- **What is being asked**: Where a line holds "minimalna", copy it.

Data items

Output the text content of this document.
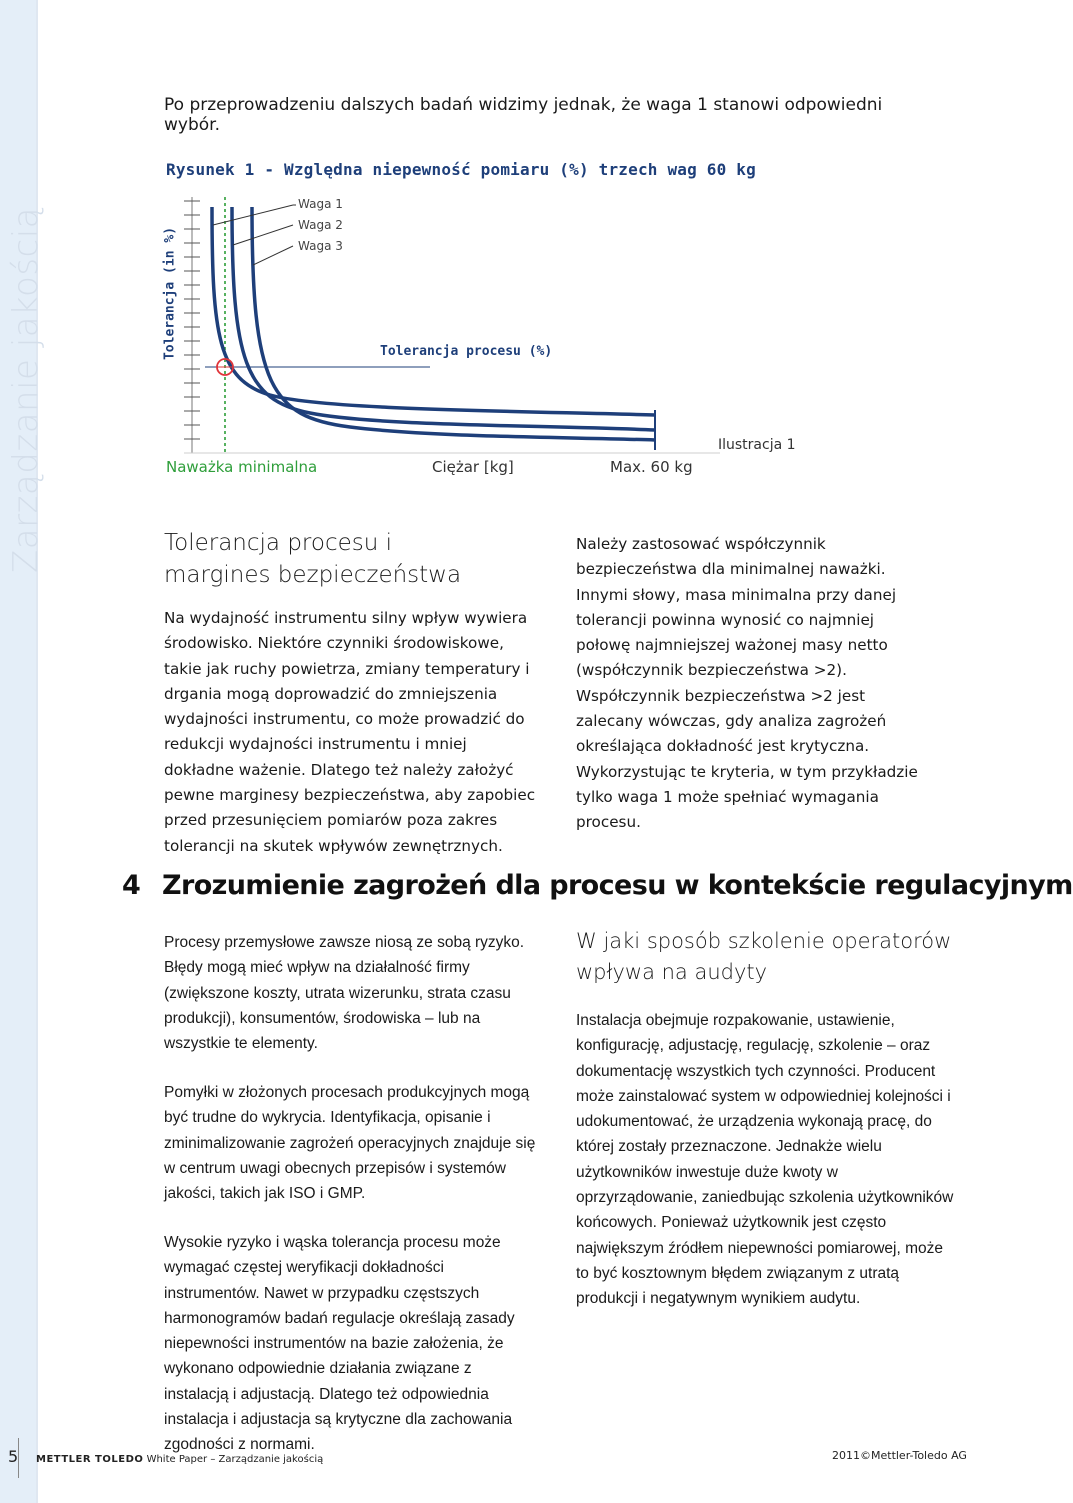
Zarządzanie jakością
Po przeprowadzeniu dalszych badań widzimy jednak, że waga 1 stanowi odpowiedni wybór.
Rysunek 1 - Względna niepewność pomiaru (%) trzech wag 60 kg
Tolerancja (in %)
Waga 1
Waga 2
Waga 3
Tolerancja procesu (%)
Naważka minimalna	Ciężar [kg]	Max. 60 kg
Ilustracja 1
Tolerancja procesu i margines bezpieczeństwa

Na wydajność instrumentu silny wpływ wywiera środowisko. Niektóre czynniki środowiskowe, takie jak ruchy powietrza, zmiany temperatury i drgania mogą doprowadzić do zmniejszenia wydajności instrumentu, co może prowadzić do redukcji wydajności instrumentu i mniej dokładne ważenie. Dlatego też należy założyć pewne marginesy bezpieczeństwa, aby zapobiec przed przesunięciem pomiarów poza zakres tolerancji na skutek wpływów zewnętrznych.

Należy zastosować współczynnik bezpieczeństwa dla minimalnej naważki. Innymi słowy, masa minimalna przy danej tolerancji powinna wynosić co najmniej połowę najmniejszej ważonej masy netto (współczynnik bezpieczeństwa >2). Współczynnik bezpieczeństwa >2 jest zalecany wówczas, gdy analiza zagrożeń określająca dokładność jest krytyczna. Wykorzystując te kryteria, w tym przykładzie tylko waga 1 może spełniać wymagania procesu.

4 Zrozumienie zagrożeń dla procesu w kontekście regulacyjnym

Procesy przemysłowe zawsze niosą ze sobą ryzyko. Błędy mogą mieć wpływ na działalność firmy (zwiększone koszty, utrata wizerunku, strata czasu produkcji), konsumentów, środowiska – lub na wszystkie te elementy.

Pomyłki w złożonych procesach produkcyjnych mogą być trudne do wykrycia. Identyfikacja, opisanie i zminimalizowanie zagrożeń operacyjnych znajduje się w centrum uwagi obecnych przepisów i systemów jakości, takich jak ISO i GMP.

Wysokie ryzyko i wąska tolerancja procesu może wymagać częstej weryfikacji dokładności instrumentów. Nawet w przypadku częstszych harmonogramów badań regulacje określają zasady niepewności instrumentów na bazie założenia, że wykonano odpowiednie działania związane z instalacją i adjustacją. Dlatego też odpowiednia instalacja i adjustacja są krytyczne dla zachowania zgodności z normami.

W jaki sposób szkolenie operatorów wpływa na audyty

Instalacja obejmuje rozpakowanie, ustawienie, konfigurację, adjustację, regulację, szkolenie – oraz dokumentację wszystkich tych czynności. Producent może zainstalować system w odpowiedniej kolejności i udokumentować, że urządzenia wykonają pracę, do której zostały przeznaczone. Jednakże wielu użytkowników inwestuje duże kwoty w oprzyrządowanie, zaniedbując szkolenia użytkowników końcowych. Ponieważ użytkownik jest często największym źródłem niepewności pomiarowej, może to być kosztownym błędem związanym z utratą produkcji i negatywnym wynikiem audytu.

5 METTLER TOLEDO White Paper – Zarządzanie jakością	2011©Mettler-Toledo AG
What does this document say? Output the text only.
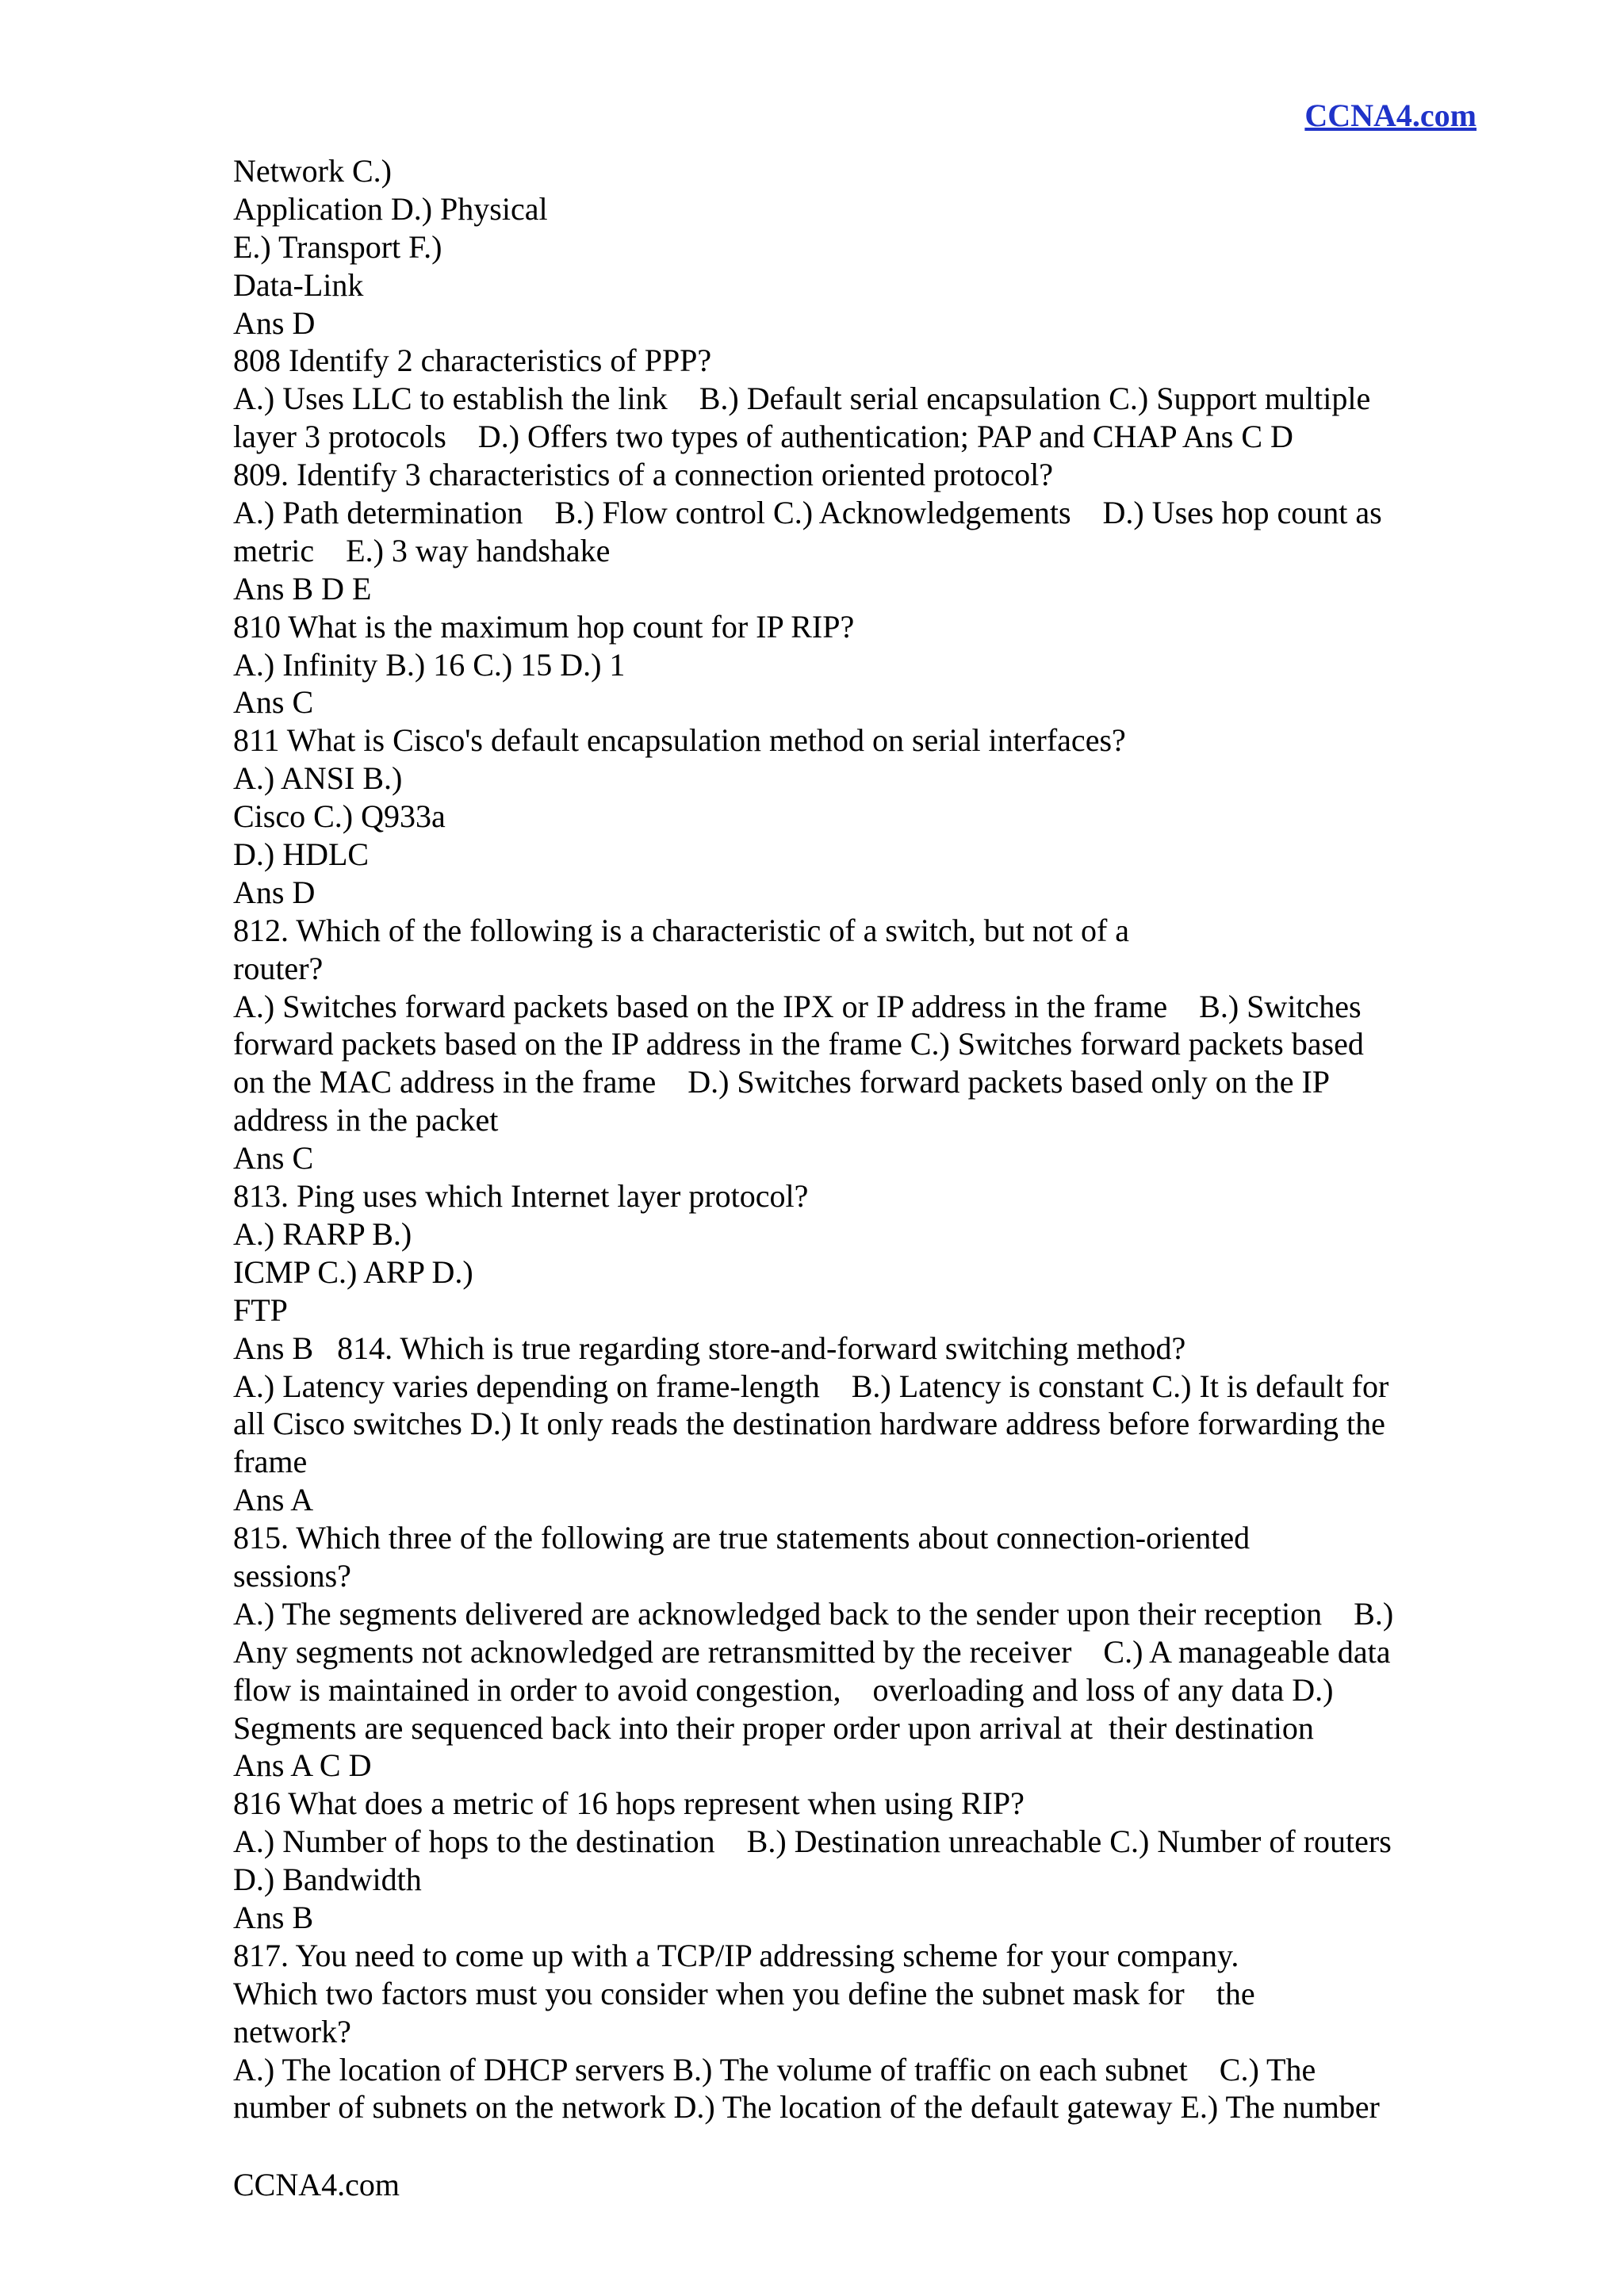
CCNA4.com
Network C.)
Application D.) Physical
E.) Transport F.)
Data-Link
Ans D
808 Identify 2 characteristics of PPP?
A.) Uses LLC to establish the link    B.) Default serial encapsulation C.) Support multiple
layer 3 protocols    D.) Offers two types of authentication; PAP and CHAP Ans C D
809. Identify 3 characteristics of a connection oriented protocol?
A.) Path determination    B.) Flow control C.) Acknowledgements    D.) Uses hop count as
metric    E.) 3 way handshake
Ans B D E
810 What is the maximum hop count for IP RIP?
A.) Infinity B.) 16 C.) 15 D.) 1
Ans C
811 What is Cisco's default encapsulation method on serial interfaces?
A.) ANSI B.)
Cisco C.) Q933a
D.) HDLC
Ans D
812. Which of the following is a characteristic of a switch, but not of a
router?
A.) Switches forward packets based on the IPX or IP address in the frame    B.) Switches
forward packets based on the IP address in the frame C.) Switches forward packets based
on the MAC address in the frame    D.) Switches forward packets based only on the IP
address in the packet
Ans C
813. Ping uses which Internet layer protocol?
A.) RARP B.)
ICMP C.) ARP D.)
FTP
Ans B   814. Which is true regarding store-and-forward switching method?
A.) Latency varies depending on frame-length    B.) Latency is constant C.) It is default for
all Cisco switches D.) It only reads the destination hardware address before forwarding the
frame
Ans A
815. Which three of the following are true statements about connection-oriented
sessions?
A.) The segments delivered are acknowledged back to the sender upon their reception    B.)
Any segments not acknowledged are retransmitted by the receiver    C.) A manageable data
flow is maintained in order to avoid congestion,    overloading and loss of any data D.)
Segments are sequenced back into their proper order upon arrival at  their destination
Ans A C D
816 What does a metric of 16 hops represent when using RIP?
A.) Number of hops to the destination    B.) Destination unreachable C.) Number of routers
D.) Bandwidth
Ans B
817. You need to come up with a TCP/IP addressing scheme for your company.
Which two factors must you consider when you define the subnet mask for    the
network?
A.) The location of DHCP servers B.) The volume of traffic on each subnet    C.) The
number of subnets on the network D.) The location of the default gateway E.) The number
CCNA4.com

- **Finished task**:
Naważka minimalna	Ciężar [kg]	Max. 60 kg
Należy zastosować współczynnik bezpieczeństwa dla minimalnej naważki. Innymi słowy, masa minimalna przy danej tolerancji powinna wynosić co najmniej połowę najmniejszej ważonej masy netto (współczynnik bezpieczeństwa >2). Współczynnik bezpieczeństwa >2 jest zalecany wówczas, gdy analiza zagrożeń określająca dokładność jest krytyczna. Wykorzystując te kryteria, w tym przykładzie tylko waga 1 może spełniać wymagania procesu.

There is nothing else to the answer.